▸ ESTRATTO
· · · · · · ·

Ipertrofia Prostatica Benigna: dal laser al Tullio alla luce verde, la cura solo su misura
L’ipertrofia prostatica benigna (definita spesso con l’acronimo IPB) è una condizione legata all’avanzare dell’età ed è una delle patologie più diffuse fra la popolazione maschile. Colpisce circa il 50% degli uomini di età compresa fra i 51 e i 60 anni e fino al 90% degli ultranovantenni. Ne abbiamo parlato con il professor Fabrizio Iacono, andrologo e urologo, docente alla Federico II di Napoli.
«La crescita dell’adenoma prostatico – ci ha spiegato – comprime l’uretra determinando una difficoltà della minzione, la nicturia (ovvero la necessità di svegliarsi spesso di notte per urinare), una sensazione di non aver svuotato correttamente la vescica e l’esigenza di fare la pipì più e più volte. Cosa ancor più “fastidiosa”, possono coesistere anche problemi della sfera sessuale, come la disfunzione erettile e disturbi legati all’orgasmo». Ecco perché il professor Iacono considera di fondamentale importanza una visita urologica accurata che inquadri il paziente a 360 gradi e allo stesso tempo l’esecuzione di alcuni esami diagnostici semplici e per nulla dolorosi, come la ecografia vescico-prostatica e l’uroflussimetria con misurazione del residuo post minzionale. Poi, in base a quanto i sintomi impattano negativamente sulla qualità di vita si decide insieme al paziente il tipo di trattamento, medico o chirurgico.
Iacono chiarisce che «il trattamento chirurgico dell’ IPB ormai si basa quasi esclusivamente su interventi di tipo endoscopico con un approccio transuretrale, mentre è quasi stata abbandonata del tutto la chirurgia a “cielo aperto”. In questo modo si riduce enormemente la possibilità di complicanze come il sanguinamento e la necessità di molti giorni di ricovero».

· · · · · · ·

▸ CONSEGNA
Sostituisci "popolazione maschile" con "popolazione degli uomini" e riscrivi il brano sull'ipertrofia prostatica benigna da "Ipertrofia Prostatica Benigna: dal" a "II di Napoli.".

· · · · · · ·

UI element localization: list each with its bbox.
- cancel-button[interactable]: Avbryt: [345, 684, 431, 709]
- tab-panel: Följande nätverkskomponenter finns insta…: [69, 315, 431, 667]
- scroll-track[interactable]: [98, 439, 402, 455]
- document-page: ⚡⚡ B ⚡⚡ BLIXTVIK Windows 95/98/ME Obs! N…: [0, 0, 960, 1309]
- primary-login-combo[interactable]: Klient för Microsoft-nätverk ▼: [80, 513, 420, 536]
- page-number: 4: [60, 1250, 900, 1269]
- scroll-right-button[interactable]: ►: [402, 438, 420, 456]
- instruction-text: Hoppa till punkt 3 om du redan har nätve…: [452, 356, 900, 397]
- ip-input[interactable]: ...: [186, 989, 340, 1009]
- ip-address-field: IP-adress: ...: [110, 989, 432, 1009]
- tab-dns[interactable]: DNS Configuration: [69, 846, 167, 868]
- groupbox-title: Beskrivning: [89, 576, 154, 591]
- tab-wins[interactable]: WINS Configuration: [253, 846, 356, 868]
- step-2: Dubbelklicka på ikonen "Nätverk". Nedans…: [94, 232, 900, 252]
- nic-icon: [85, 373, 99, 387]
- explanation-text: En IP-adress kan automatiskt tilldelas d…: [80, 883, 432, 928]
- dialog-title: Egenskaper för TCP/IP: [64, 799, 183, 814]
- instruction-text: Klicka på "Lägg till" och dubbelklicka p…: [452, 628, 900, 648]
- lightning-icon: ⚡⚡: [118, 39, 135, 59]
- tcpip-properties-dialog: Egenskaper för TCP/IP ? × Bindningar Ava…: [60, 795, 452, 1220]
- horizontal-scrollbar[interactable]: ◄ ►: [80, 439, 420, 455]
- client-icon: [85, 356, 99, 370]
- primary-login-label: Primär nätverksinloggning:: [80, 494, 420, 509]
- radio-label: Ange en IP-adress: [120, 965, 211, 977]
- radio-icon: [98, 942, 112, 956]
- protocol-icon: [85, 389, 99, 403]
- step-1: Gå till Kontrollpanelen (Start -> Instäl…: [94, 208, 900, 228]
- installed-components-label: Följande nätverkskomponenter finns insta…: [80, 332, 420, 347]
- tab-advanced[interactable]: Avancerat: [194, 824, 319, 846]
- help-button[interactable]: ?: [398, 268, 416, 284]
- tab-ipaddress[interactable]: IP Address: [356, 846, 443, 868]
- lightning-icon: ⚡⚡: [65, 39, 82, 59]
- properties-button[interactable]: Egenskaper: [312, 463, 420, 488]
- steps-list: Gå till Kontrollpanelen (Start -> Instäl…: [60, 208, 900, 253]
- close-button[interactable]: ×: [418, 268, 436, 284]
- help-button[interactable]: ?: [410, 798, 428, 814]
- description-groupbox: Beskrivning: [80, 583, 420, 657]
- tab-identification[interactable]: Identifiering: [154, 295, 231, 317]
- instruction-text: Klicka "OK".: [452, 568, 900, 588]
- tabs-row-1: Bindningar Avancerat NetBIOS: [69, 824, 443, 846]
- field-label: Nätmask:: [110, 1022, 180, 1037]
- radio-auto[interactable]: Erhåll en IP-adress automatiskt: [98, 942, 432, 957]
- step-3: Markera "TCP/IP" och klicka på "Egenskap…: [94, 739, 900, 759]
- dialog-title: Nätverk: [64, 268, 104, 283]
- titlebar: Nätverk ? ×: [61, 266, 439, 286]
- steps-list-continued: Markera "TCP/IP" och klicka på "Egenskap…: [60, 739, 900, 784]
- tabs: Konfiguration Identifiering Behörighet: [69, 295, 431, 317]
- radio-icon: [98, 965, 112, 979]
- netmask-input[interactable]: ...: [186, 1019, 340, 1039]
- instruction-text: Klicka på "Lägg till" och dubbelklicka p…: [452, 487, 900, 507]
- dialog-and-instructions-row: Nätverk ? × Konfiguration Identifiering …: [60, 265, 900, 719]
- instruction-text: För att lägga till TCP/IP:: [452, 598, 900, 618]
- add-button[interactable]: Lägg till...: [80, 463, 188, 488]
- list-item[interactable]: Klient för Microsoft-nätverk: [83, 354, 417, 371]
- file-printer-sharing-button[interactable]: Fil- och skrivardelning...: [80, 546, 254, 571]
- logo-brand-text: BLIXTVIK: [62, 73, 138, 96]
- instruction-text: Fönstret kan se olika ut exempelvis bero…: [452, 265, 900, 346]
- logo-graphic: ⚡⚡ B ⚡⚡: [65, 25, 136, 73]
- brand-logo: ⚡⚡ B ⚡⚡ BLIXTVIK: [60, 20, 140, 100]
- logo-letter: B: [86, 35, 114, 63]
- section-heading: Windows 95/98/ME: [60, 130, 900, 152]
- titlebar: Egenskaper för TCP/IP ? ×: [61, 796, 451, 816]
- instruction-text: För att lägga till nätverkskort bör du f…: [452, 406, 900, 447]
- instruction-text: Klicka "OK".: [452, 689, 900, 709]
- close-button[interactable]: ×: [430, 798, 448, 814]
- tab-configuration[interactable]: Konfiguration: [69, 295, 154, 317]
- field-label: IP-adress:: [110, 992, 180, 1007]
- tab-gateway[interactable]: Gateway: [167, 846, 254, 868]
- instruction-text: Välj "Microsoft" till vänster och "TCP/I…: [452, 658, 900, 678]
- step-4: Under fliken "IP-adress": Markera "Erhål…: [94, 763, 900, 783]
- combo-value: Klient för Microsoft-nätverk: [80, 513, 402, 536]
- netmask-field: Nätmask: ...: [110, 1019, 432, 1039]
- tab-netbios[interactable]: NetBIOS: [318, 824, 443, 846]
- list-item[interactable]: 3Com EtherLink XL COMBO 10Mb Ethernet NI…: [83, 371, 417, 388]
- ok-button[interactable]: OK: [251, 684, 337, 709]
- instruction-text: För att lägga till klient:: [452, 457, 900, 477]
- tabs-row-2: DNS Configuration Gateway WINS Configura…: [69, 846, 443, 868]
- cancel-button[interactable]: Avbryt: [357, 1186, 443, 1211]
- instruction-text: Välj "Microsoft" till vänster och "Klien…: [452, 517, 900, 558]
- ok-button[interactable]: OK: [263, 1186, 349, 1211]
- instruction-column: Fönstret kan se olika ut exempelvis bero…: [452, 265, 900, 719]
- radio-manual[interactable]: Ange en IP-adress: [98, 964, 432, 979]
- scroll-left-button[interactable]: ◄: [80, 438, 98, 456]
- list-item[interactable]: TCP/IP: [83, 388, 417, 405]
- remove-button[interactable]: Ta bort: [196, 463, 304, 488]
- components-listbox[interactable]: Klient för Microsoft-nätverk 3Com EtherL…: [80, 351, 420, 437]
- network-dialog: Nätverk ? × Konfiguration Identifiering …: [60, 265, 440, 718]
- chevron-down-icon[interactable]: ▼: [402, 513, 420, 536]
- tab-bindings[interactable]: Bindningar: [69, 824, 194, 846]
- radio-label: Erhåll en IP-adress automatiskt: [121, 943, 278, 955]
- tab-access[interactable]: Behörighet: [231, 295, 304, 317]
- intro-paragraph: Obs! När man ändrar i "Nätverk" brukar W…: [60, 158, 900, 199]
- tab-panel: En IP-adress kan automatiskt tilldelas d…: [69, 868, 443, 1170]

· · · · · · ·

▸ RISPOSTA FINALE
Ipertrofia Prostatica Benigna: dal laser al Tullio alla luce verde, la cura solo su misura
L’ipertrofia prostatica benigna (definita spesso con l’acronimo IPB) è una condizione legata all’avanzare dell’età ed è una delle patologie più diffuse fra la popolazione degli uomini. Colpisce circa il 50% degli uomini di età compresa fra i 51 e i 60 anni e fino al 90% degli ultranovantenni. Ne abbiamo parlato con il professor Fabrizio Iacono, andrologo e urologo, docente alla Federico II di Napoli.